_AVAILABLE RECORDS_:
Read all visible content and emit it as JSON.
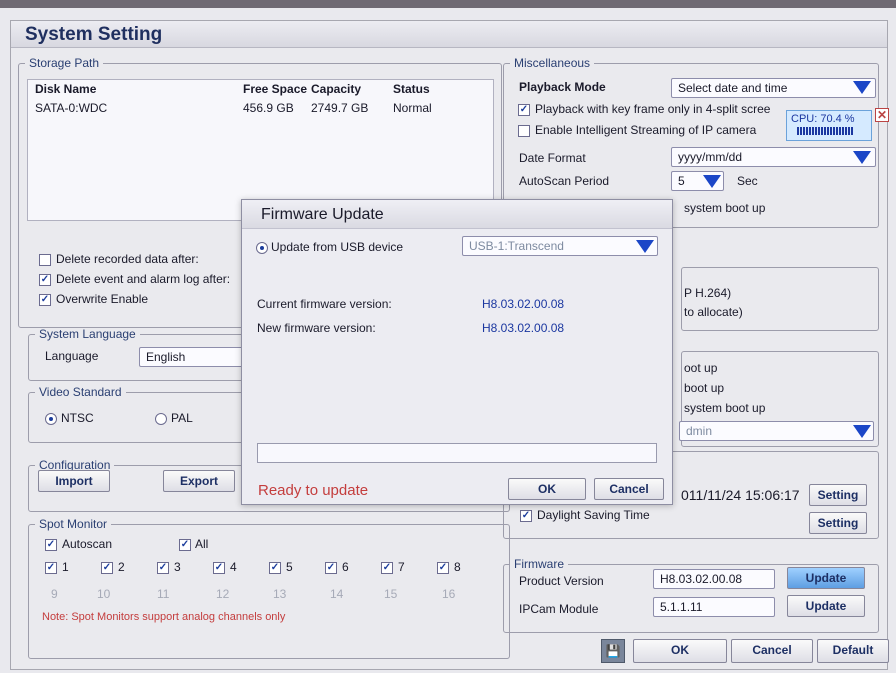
{
  "window": {
    "title": "System Setting"
  },
  "storage": {
    "legend": "Storage Path",
    "columns": [
      "Disk Name",
      "Free Space",
      "Capacity",
      "Status"
    ],
    "rows": [
      {
        "disk": "SATA-0:WDC",
        "free": "456.9 GB",
        "capacity": "2749.7 GB",
        "status": "Normal"
      }
    ],
    "options": [
      {
        "label": "Delete recorded data after:",
        "checked": false
      },
      {
        "label": "Delete event and alarm log after:",
        "checked": true
      },
      {
        "label": "Overwrite Enable",
        "checked": true
      }
    ]
  },
  "language": {
    "legend": "System Language",
    "label": "Language",
    "value": "English"
  },
  "video": {
    "legend": "Video Standard",
    "ntsc": "NTSC",
    "pal": "PAL"
  },
  "configuration": {
    "legend": "Configuration",
    "import": "Import",
    "export": "Export"
  },
  "spot": {
    "legend": "Spot Monitor",
    "autoscan": "Autoscan",
    "all": "All",
    "channels_enabled": [
      "1",
      "2",
      "3",
      "4",
      "5",
      "6",
      "7",
      "8"
    ],
    "channels_disabled": [
      "9",
      "10",
      "11",
      "12",
      "13",
      "14",
      "15",
      "16"
    ],
    "note": "Note: Spot Monitors support analog channels only"
  },
  "misc": {
    "legend": "Miscellaneous",
    "playback_mode_label": "Playback Mode",
    "playback_mode_value": "Select date and time",
    "keyframe": "Playback with key frame only in 4-split scree",
    "intelligent": "Enable Intelligent Streaming of IP camera",
    "date_format_label": "Date Format",
    "date_format_value": "yyyy/mm/dd",
    "autoscan_label": "AutoScan Period",
    "autoscan_value": "5",
    "autoscan_unit": "Sec",
    "boot_text": "system boot up",
    "cpu_text": "CPU: 70.4 %"
  },
  "partials": {
    "p1": "P H.264)",
    "p2": "to allocate)",
    "p3": "oot up",
    "p4": "boot up",
    "p5": "system boot up",
    "admin": "dmin"
  },
  "time": {
    "datetime": "011/11/24  15:06:17",
    "setting1": "Setting",
    "daylight": "Daylight Saving Time",
    "setting2": "Setting"
  },
  "firmware": {
    "legend": "Firmware",
    "product_label": "Product Version",
    "product_value": "H8.03.02.00.08",
    "ipcam_label": "IPCam Module",
    "ipcam_value": "5.1.1.11",
    "update1": "Update",
    "update2": "Update"
  },
  "footer": {
    "ok": "OK",
    "cancel": "Cancel",
    "default": "Default"
  },
  "dialog": {
    "title": "Firmware Update",
    "source_label": "Update from USB device",
    "source_value": "USB-1:Transcend",
    "current_label": "Current firmware version:",
    "current_value": "H8.03.02.00.08",
    "new_label": "New firmware version:",
    "new_value": "H8.03.02.00.08",
    "status": "Ready to update",
    "ok": "OK",
    "cancel": "Cancel"
  },
  "icons": {
    "save": "floppy-icon",
    "close": "close-icon",
    "arrow": "dropdown-triangle"
  },
  "colors": {
    "accent": "#1b46c7",
    "status_red": "#c43d3d",
    "version_blue": "#1b37a0"
  }
}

_EXERCISE GOAL_: Transcribe the records word for word and include no pictures.

_RESULT FOR THIS EXERCISE_:
Read all visible content and emit it as JSON.
{
  "window": {
    "title": "System Setting"
  },
  "storage": {
    "legend": "Storage Path",
    "columns": [
      "Disk Name",
      "Free Space",
      "Capacity",
      "Status"
    ],
    "rows": [
      {
        "disk": "SATA-0:WDC",
        "free": "456.9 GB",
        "capacity": "2749.7 GB",
        "status": "Normal"
      }
    ],
    "options": [
      {
        "label": "Delete recorded data after:",
        "checked": false
      },
      {
        "label": "Delete event and alarm log after:",
        "checked": true
      },
      {
        "label": "Overwrite Enable",
        "checked": true
      }
    ]
  },
  "language": {
    "legend": "System Language",
    "label": "Language",
    "value": "English"
  },
  "video": {
    "legend": "Video Standard",
    "ntsc": "NTSC",
    "pal": "PAL"
  },
  "configuration": {
    "legend": "Configuration",
    "import": "Import",
    "export": "Export"
  },
  "spot": {
    "legend": "Spot Monitor",
    "autoscan": "Autoscan",
    "all": "All",
    "channels_enabled": [
      "1",
      "2",
      "3",
      "4",
      "5",
      "6",
      "7",
      "8"
    ],
    "channels_disabled": [
      "9",
      "10",
      "11",
      "12",
      "13",
      "14",
      "15",
      "16"
    ],
    "note": "Note: Spot Monitors support analog channels only"
  },
  "misc": {
    "legend": "Miscellaneous",
    "playback_mode_label": "Playback Mode",
    "playback_mode_value": "Select date and time",
    "keyframe": "Playback with key frame only in 4-split scree",
    "intelligent": "Enable Intelligent Streaming of IP camera",
    "date_format_label": "Date Format",
    "date_format_value": "yyyy/mm/dd",
    "autoscan_label": "AutoScan Period",
    "autoscan_value": "5",
    "autoscan_unit": "Sec",
    "boot_text": "system boot up",
    "cpu_text": "CPU: 70.4 %"
  },
  "partials": {
    "p1": "P H.264)",
    "p2": "to allocate)",
    "p3": "oot up",
    "p4": "boot up",
    "p5": "system boot up",
    "admin": "dmin"
  },
  "time": {
    "datetime": "011/11/24  15:06:17",
    "setting1": "Setting",
    "daylight": "Daylight Saving Time",
    "setting2": "Setting"
  },
  "firmware": {
    "legend": "Firmware",
    "product_label": "Product Version",
    "product_value": "H8.03.02.00.08",
    "ipcam_label": "IPCam Module",
    "ipcam_value": "5.1.1.11",
    "update1": "Update",
    "update2": "Update"
  },
  "footer": {
    "ok": "OK",
    "cancel": "Cancel",
    "default": "Default"
  },
  "dialog": {
    "title": "Firmware Update",
    "source_label": "Update from USB device",
    "source_value": "USB-1:Transcend",
    "current_label": "Current firmware version:",
    "current_value": "H8.03.02.00.08",
    "new_label": "New firmware version:",
    "new_value": "H8.03.02.00.08",
    "status": "Ready to update",
    "ok": "OK",
    "cancel": "Cancel"
  },
  "icons": {
    "save": "floppy-icon",
    "close": "close-icon",
    "arrow": "dropdown-triangle"
  },
  "colors": {
    "accent": "#1b46c7",
    "status_red": "#c43d3d",
    "version_blue": "#1b37a0"
  }
}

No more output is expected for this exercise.